(Data entries)
§
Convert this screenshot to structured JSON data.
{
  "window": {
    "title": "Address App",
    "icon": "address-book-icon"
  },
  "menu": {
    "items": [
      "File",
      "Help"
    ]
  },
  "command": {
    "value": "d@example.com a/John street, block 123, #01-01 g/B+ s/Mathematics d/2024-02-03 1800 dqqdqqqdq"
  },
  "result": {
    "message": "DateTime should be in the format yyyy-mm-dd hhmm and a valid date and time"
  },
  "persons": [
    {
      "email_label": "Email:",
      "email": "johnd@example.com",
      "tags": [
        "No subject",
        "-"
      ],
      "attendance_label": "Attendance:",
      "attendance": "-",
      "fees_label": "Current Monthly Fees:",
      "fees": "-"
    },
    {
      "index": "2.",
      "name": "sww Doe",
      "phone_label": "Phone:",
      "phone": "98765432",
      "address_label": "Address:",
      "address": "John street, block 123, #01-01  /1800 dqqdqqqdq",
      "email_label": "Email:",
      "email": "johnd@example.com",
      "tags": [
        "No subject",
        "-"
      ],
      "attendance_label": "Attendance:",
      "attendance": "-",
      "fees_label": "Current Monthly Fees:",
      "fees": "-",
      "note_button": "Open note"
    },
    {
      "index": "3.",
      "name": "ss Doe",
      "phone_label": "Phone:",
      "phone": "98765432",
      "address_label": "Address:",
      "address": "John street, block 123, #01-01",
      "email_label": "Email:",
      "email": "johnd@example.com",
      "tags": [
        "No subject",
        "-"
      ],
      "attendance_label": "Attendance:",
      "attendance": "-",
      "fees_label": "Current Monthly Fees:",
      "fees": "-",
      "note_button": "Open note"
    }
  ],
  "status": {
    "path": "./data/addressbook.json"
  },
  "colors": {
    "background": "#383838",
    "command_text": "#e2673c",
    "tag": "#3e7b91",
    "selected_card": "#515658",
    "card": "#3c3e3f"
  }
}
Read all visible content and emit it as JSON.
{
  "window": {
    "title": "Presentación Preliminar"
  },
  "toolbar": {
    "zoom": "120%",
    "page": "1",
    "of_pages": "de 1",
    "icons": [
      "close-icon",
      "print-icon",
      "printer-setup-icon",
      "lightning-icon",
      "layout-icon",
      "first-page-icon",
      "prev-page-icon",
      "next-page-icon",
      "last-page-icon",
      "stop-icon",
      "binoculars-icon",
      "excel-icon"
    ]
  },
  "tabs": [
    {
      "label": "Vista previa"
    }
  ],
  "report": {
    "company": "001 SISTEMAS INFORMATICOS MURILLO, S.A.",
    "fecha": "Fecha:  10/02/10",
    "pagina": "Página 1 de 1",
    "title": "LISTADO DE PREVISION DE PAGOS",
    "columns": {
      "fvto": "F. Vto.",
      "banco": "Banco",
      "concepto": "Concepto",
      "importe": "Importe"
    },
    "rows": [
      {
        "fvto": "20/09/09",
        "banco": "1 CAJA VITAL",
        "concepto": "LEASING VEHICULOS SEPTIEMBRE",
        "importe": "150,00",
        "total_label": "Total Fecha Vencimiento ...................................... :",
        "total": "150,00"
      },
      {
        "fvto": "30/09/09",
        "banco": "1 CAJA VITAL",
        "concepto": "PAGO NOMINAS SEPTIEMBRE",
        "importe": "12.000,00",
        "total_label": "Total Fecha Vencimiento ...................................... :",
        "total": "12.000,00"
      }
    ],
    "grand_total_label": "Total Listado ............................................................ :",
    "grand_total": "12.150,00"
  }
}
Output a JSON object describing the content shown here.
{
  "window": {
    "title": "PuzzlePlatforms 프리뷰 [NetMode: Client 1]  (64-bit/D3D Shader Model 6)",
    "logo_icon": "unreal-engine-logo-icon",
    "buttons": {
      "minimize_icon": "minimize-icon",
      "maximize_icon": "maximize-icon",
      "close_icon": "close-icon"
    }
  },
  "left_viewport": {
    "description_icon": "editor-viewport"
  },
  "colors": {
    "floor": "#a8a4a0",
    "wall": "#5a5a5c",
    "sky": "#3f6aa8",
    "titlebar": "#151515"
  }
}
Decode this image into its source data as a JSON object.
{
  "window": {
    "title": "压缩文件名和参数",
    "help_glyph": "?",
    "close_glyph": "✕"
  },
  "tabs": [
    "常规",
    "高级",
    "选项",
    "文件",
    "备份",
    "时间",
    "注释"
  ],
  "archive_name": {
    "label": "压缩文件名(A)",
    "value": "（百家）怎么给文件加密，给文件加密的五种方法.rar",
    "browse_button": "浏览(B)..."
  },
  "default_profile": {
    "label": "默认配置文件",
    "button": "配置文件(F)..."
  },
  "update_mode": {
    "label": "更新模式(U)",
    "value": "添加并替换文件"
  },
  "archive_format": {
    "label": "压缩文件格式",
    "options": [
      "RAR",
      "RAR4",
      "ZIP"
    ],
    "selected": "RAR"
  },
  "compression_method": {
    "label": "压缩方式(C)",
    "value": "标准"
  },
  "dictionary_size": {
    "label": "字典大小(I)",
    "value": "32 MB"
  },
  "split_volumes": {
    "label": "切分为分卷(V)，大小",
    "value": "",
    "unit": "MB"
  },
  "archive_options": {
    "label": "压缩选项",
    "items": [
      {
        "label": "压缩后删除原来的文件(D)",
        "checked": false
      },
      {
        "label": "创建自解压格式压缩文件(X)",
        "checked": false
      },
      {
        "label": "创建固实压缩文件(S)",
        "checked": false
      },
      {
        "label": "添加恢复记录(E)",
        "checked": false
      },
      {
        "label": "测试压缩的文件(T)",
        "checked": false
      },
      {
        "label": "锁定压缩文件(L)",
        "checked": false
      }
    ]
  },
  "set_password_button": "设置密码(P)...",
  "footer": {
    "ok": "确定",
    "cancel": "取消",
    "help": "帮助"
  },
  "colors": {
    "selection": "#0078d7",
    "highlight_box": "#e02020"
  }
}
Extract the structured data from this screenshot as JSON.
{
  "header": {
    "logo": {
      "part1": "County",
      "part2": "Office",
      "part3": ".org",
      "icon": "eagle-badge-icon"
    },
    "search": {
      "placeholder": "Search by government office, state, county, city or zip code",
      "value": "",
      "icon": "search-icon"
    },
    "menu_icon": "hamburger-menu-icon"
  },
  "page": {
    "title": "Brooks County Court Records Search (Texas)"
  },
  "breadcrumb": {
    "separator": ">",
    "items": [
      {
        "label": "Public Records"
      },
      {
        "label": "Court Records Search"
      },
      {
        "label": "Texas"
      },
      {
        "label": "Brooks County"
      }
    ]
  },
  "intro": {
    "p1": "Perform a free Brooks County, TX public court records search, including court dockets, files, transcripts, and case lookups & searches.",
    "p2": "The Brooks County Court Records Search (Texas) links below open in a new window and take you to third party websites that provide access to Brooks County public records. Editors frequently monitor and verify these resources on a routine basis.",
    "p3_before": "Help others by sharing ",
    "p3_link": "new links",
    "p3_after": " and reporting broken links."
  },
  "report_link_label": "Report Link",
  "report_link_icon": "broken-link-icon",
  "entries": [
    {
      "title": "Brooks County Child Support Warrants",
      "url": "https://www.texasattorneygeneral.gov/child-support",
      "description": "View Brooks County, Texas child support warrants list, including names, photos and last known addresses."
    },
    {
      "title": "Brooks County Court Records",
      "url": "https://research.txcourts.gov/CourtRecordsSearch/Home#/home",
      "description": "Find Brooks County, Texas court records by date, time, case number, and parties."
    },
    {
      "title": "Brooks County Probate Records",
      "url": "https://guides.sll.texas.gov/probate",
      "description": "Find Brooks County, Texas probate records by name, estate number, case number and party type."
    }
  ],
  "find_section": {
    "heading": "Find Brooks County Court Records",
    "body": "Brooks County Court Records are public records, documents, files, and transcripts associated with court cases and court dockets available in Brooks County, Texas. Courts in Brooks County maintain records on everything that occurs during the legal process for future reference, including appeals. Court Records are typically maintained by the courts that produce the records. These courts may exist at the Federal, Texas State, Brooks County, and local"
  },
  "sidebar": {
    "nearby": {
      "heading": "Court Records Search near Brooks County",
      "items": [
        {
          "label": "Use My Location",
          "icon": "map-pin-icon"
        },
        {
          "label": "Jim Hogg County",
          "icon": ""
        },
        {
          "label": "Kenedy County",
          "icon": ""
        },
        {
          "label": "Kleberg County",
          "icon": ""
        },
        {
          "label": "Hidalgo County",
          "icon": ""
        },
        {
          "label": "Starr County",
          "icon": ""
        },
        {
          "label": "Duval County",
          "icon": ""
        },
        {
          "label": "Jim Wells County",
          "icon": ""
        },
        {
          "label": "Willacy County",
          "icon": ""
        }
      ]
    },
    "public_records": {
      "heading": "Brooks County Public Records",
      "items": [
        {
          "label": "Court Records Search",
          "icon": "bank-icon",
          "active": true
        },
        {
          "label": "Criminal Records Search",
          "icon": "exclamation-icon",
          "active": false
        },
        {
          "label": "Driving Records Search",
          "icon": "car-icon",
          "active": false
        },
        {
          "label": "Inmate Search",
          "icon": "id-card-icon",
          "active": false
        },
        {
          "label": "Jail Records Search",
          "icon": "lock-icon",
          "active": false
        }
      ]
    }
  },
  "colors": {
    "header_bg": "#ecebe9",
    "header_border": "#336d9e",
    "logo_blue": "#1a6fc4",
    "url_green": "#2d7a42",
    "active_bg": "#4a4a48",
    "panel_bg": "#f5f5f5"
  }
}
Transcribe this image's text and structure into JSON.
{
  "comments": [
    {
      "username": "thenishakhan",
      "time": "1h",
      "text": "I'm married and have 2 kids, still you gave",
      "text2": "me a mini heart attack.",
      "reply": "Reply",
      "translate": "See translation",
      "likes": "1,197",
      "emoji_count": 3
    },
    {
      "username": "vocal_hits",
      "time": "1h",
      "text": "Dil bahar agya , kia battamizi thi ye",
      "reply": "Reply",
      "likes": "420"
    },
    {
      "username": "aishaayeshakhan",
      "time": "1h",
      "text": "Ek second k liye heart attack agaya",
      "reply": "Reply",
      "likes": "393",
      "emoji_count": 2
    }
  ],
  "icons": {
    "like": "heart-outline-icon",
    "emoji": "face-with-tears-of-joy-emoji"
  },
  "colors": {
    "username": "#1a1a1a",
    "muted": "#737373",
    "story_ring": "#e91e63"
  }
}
§
Copy all lines from the data that hold the word "structured".

[Solved exercise]:
Convert this screenshot to structured JSON data.
Extract the structured data from this screenshot as JSON.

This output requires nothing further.